▶ **Stated problem**
Below are some records. Copy every line in them that holds "database".

------------------------------------------------------------------------

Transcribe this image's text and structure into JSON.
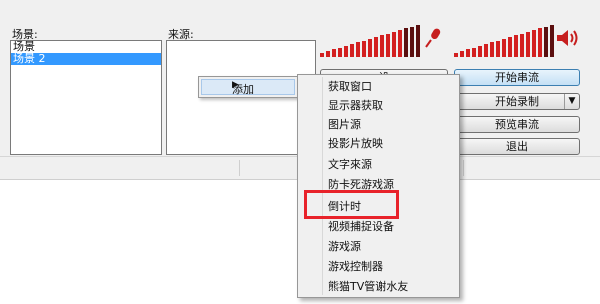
{
  "scenes": {
    "label": "场景:",
    "items": [
      "场景",
      "场景 2"
    ],
    "selected_index": 1
  },
  "sources": {
    "label": "来源:"
  },
  "meters": {
    "mic_level": 0.85,
    "desktop_level": 0.9,
    "mic_icon": "microphone-icon",
    "speaker_icon": "speaker-icon",
    "bar_color": "#d32020"
  },
  "buttons": {
    "start_stream": "开始串流",
    "start_record": "开始录制",
    "preview_stream": "预览串流",
    "exit": "退出",
    "settings_partial": "设"
  },
  "context_menu": {
    "add_label": "添加",
    "items": [
      "获取窗口",
      "显示器获取",
      "图片源",
      "投影片放映",
      "文字來源",
      "防卡死游戏源",
      "倒计时",
      "视频捕捉设备",
      "游戏源",
      "游戏控制器",
      "熊猫TV管谢水友"
    ],
    "highlighted_item": "倒计时",
    "highlight_color": "#e8222a"
  }
}
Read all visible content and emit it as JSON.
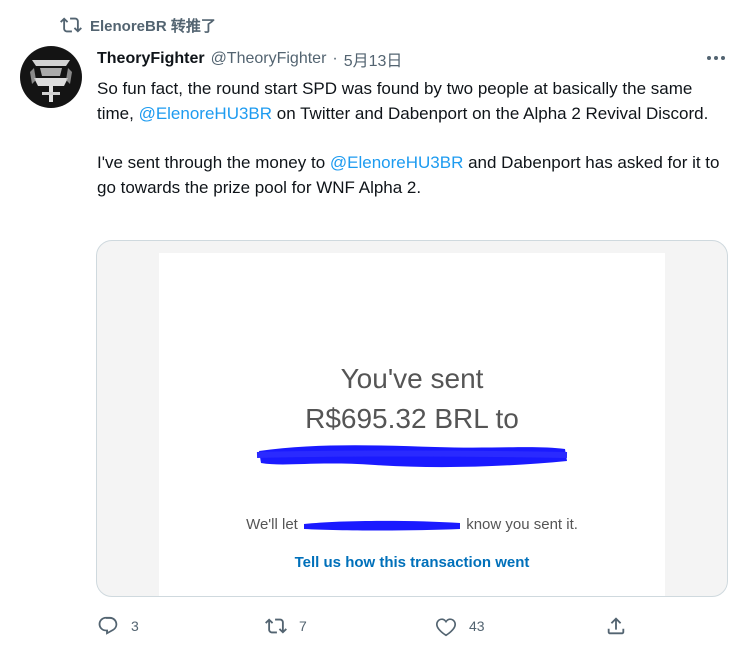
{
  "retweet": {
    "icon": "retweet-icon",
    "text": "ElenoreBR 转推了"
  },
  "author": {
    "display_name": "TheoryFighter",
    "handle": "@TheoryFighter",
    "separator": "·",
    "date": "5月13日"
  },
  "tweet": {
    "para1_before": "So fun fact, the round start SPD was found by two people at basically the same time, ",
    "para1_mention": "@ElenoreHU3BR",
    "para1_after": " on Twitter and Dabenport on the Alpha 2 Revival Discord.",
    "para2_before": "I've sent through the money to ",
    "para2_mention": "@ElenoreHU3BR",
    "para2_after": " and Dabenport has asked for it to go towards the prize pool for WNF Alpha 2."
  },
  "media": {
    "title": "You've sent",
    "amount": "R$695.32 BRL to",
    "notice_before": "We'll let",
    "notice_after": "know you sent it.",
    "link": "Tell us how this transaction went"
  },
  "actions": {
    "reply_count": "3",
    "retweet_count": "7",
    "like_count": "43"
  },
  "colors": {
    "mention": "#1d9bf0",
    "secondary_text": "#536471",
    "paypal_link": "#0070ba",
    "redaction": "#1a1aff"
  }
}
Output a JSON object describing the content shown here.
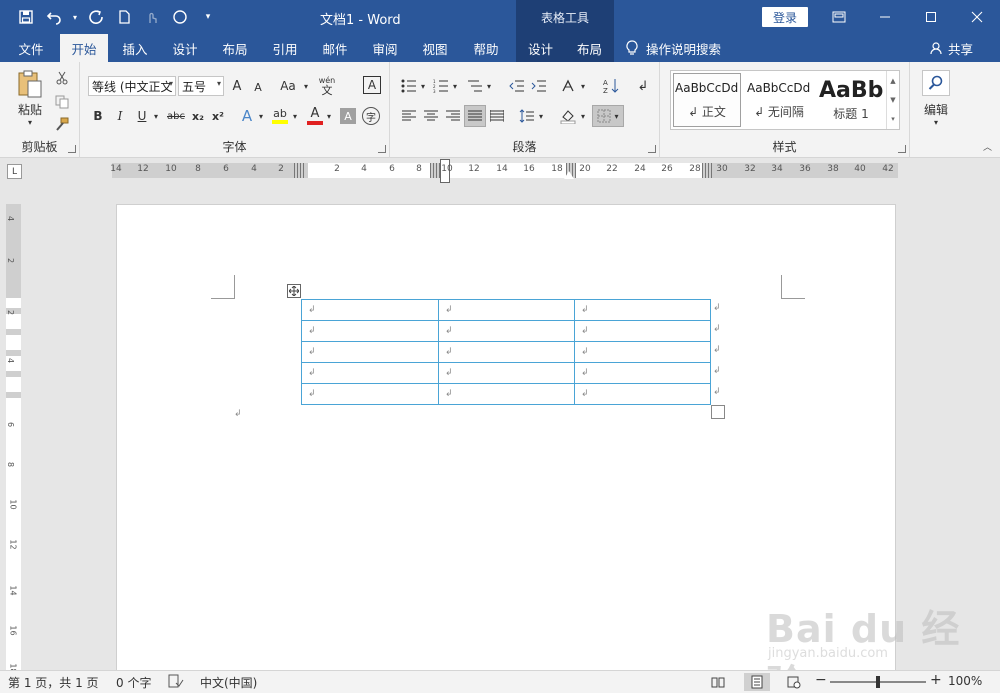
{
  "titlebar": {
    "title": "文档1  -  Word",
    "contextual_header": "表格工具",
    "login_label": "登录",
    "qat": [
      "save-icon",
      "undo-icon",
      "redo-icon",
      "new-doc-icon",
      "touch-mode-icon",
      "circle-icon",
      "customize-qat-icon"
    ]
  },
  "tabs": [
    {
      "label": "文件"
    },
    {
      "label": "开始"
    },
    {
      "label": "插入"
    },
    {
      "label": "设计"
    },
    {
      "label": "布局"
    },
    {
      "label": "引用"
    },
    {
      "label": "邮件"
    },
    {
      "label": "审阅"
    },
    {
      "label": "视图"
    },
    {
      "label": "帮助"
    },
    {
      "label": "设计"
    },
    {
      "label": "布局"
    }
  ],
  "tell_me": "操作说明搜索",
  "share": "共享",
  "ribbon": {
    "clipboard": {
      "paste": "粘贴",
      "group": "剪贴板"
    },
    "font": {
      "font_name": "等线 (中文正文",
      "font_size": "五号",
      "grow": "A",
      "shrink": "A",
      "change_case": "Aa",
      "phonetic_top": "wén",
      "phonetic_bottom": "文",
      "border_char": "A",
      "bold": "B",
      "italic": "I",
      "underline": "U",
      "strike": "abc",
      "subscript": "x₂",
      "superscript": "x²",
      "text_effect": "A",
      "highlight": "ab",
      "font_color": "A",
      "char_shading": "A",
      "enclose": "字",
      "group": "字体"
    },
    "paragraph": {
      "group": "段落"
    },
    "styles": {
      "items": [
        {
          "preview": "AaBbCcDd",
          "name": "↲ 正文"
        },
        {
          "preview": "AaBbCcDd",
          "name": "↲ 无间隔"
        },
        {
          "preview": "AaBb",
          "name": "标题 1"
        }
      ],
      "group": "样式"
    },
    "editing": {
      "label": "编辑"
    }
  },
  "ruler": {
    "h_numbers": [
      "14",
      "12",
      "10",
      "8",
      "6",
      "4",
      "2",
      "",
      "2",
      "4",
      "6",
      "8",
      "10",
      "12",
      "14",
      "16",
      "18",
      "20",
      "22",
      "24",
      "26",
      "28",
      "",
      "30",
      "32",
      "34",
      "36",
      "38",
      "40",
      "42"
    ],
    "v_numbers": [
      "4",
      "2",
      "",
      "2",
      "4",
      "6",
      "8",
      "10",
      "12",
      "14",
      "16",
      "18"
    ]
  },
  "table": {
    "rows": [
      [
        "↲",
        "↲",
        "↲"
      ],
      [
        "↲",
        "↲",
        "↲"
      ],
      [
        "↲",
        "↲",
        "↲"
      ],
      [
        "↲",
        "↲",
        "↲"
      ],
      [
        "↲",
        "↲",
        "↲"
      ]
    ],
    "row_end_mark": "↲",
    "paragraph_mark": "↲"
  },
  "statusbar": {
    "page": "第 1 页，共 1 页",
    "words": "0 个字",
    "language": "中文(中国)",
    "zoom_minus": "−",
    "zoom_plus": "+",
    "zoom": "100%"
  },
  "watermark": {
    "big": "Bai du 经验",
    "small": "jingyan.baidu.com"
  },
  "colors": {
    "brand": "#2b579a",
    "contextual": "#1e3f75",
    "table_border": "#4aa4d6"
  }
}
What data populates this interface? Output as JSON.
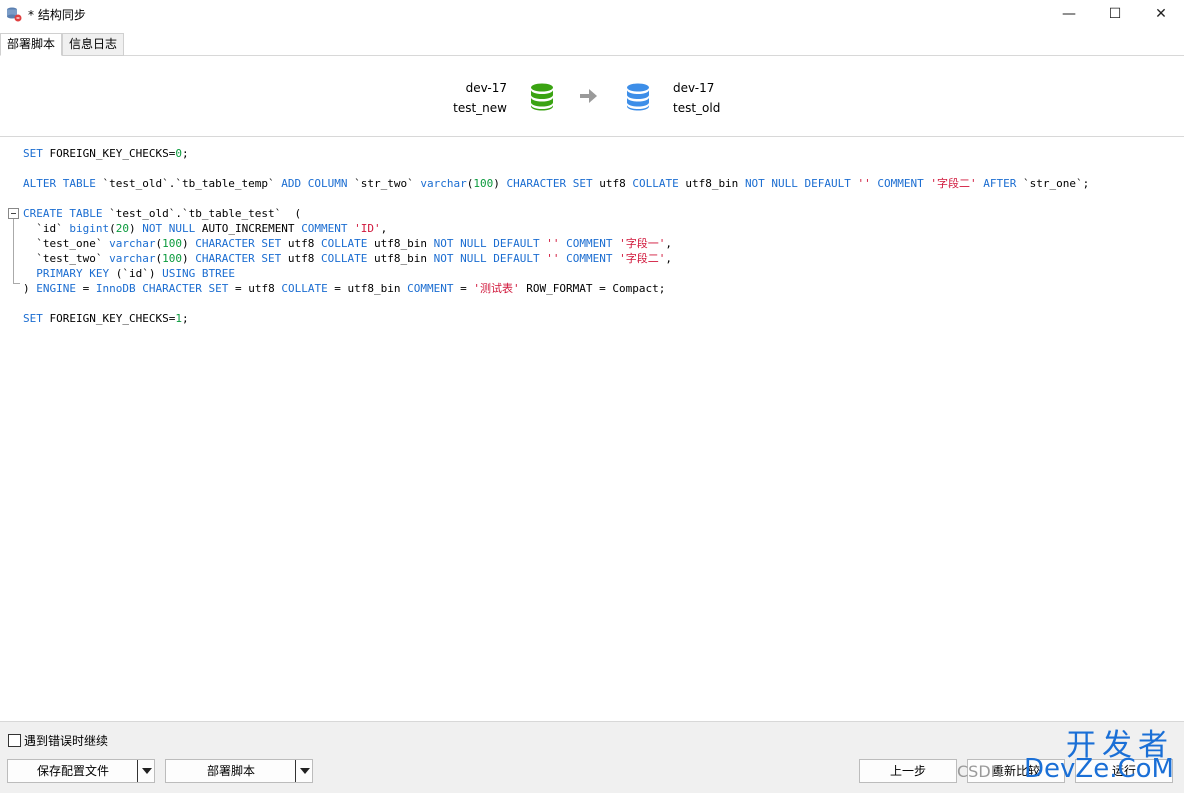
{
  "window": {
    "title": "* 结构同步",
    "minimize_glyph": "—",
    "maximize_glyph": "☐",
    "close_glyph": "✕"
  },
  "tabs": [
    {
      "label": "部署脚本"
    },
    {
      "label": "信息日志"
    }
  ],
  "source": {
    "server": "dev-17",
    "database": "test_new",
    "icon": "database-icon",
    "color": "#3aa312"
  },
  "target": {
    "server": "dev-17",
    "database": "test_old",
    "icon": "database-icon",
    "color": "#3d8ee8"
  },
  "arrow_icon": "arrow-right-icon",
  "script": {
    "line1": {
      "kw1": "SET",
      "t1": " FOREIGN_KEY_CHECKS=",
      "n1": "0",
      "t2": ";"
    },
    "line2": {
      "kw1": "ALTER TABLE",
      "t1": " `test_old`.`tb_table_temp` ",
      "kw2": "ADD COLUMN",
      "t2": " `str_two` ",
      "kw3": "varchar",
      "t3": "(",
      "n1": "100",
      "t4": ") ",
      "kw4": "CHARACTER SET",
      "t5": " utf8 ",
      "kw5": "COLLATE",
      "t6": " utf8_bin ",
      "kw6": "NOT NULL DEFAULT",
      "t7": " ",
      "s1": "''",
      "t8": " ",
      "kw7": "COMMENT",
      "t9": " ",
      "s2": "'字段二'",
      "t10": " ",
      "kw8": "AFTER",
      "t11": " `str_one`;"
    },
    "line3": {
      "kw1": "CREATE TABLE",
      "t1": " `test_old`.`tb_table_test`  ("
    },
    "line4": {
      "t1": "  `id` ",
      "kw1": "bigint",
      "t2": "(",
      "n1": "20",
      "t3": ") ",
      "kw2": "NOT NULL",
      "t4": " AUTO_INCREMENT ",
      "kw3": "COMMENT",
      "t5": " ",
      "s1": "'ID'",
      "t6": ","
    },
    "line5": {
      "t1": "  `test_one` ",
      "kw1": "varchar",
      "t2": "(",
      "n1": "100",
      "t3": ") ",
      "kw2": "CHARACTER SET",
      "t4": " utf8 ",
      "kw3": "COLLATE",
      "t5": " utf8_bin ",
      "kw4": "NOT NULL DEFAULT",
      "t6": " ",
      "s1": "''",
      "t7": " ",
      "kw5": "COMMENT",
      "t8": " ",
      "s2": "'字段一'",
      "t9": ","
    },
    "line6": {
      "t1": "  `test_two` ",
      "kw1": "varchar",
      "t2": "(",
      "n1": "100",
      "t3": ") ",
      "kw2": "CHARACTER SET",
      "t4": " utf8 ",
      "kw3": "COLLATE",
      "t5": " utf8_bin ",
      "kw4": "NOT NULL DEFAULT",
      "t6": " ",
      "s1": "''",
      "t7": " ",
      "kw5": "COMMENT",
      "t8": " ",
      "s2": "'字段二'",
      "t9": ","
    },
    "line7": {
      "t1": "  ",
      "kw1": "PRIMARY KEY",
      "t2": " (`id`) ",
      "kw2": "USING BTREE"
    },
    "line8": {
      "t1": ") ",
      "kw1": "ENGINE",
      "t2": " = ",
      "kw2": "InnoDB",
      "t3": " ",
      "kw3": "CHARACTER SET",
      "t4": " = utf8 ",
      "kw4": "COLLATE",
      "t5": " = utf8_bin ",
      "kw5": "COMMENT",
      "t6": " = ",
      "s1": "'测试表'",
      "t7": " ROW_FORMAT = Compact;"
    },
    "line9": {
      "kw1": "SET",
      "t1": " FOREIGN_KEY_CHECKS=",
      "n1": "1",
      "t2": ";"
    }
  },
  "bottom": {
    "continue_on_error_label": "遇到错误时继续",
    "save_config_label": "保存配置文件",
    "deploy_script_label": "部署脚本",
    "prev_label": "上一步",
    "recompare_label": "重新比较",
    "run_label": "运行"
  },
  "watermark": {
    "line1": "开发者",
    "line2": "DevZe.CoM",
    "overlay": "CSDN"
  }
}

------------------------------------------------------------------------

▶ **Result**
    "database": "test_new",
    "icon": "database-icon",
    "database": "test_old",
    "icon": "database-icon",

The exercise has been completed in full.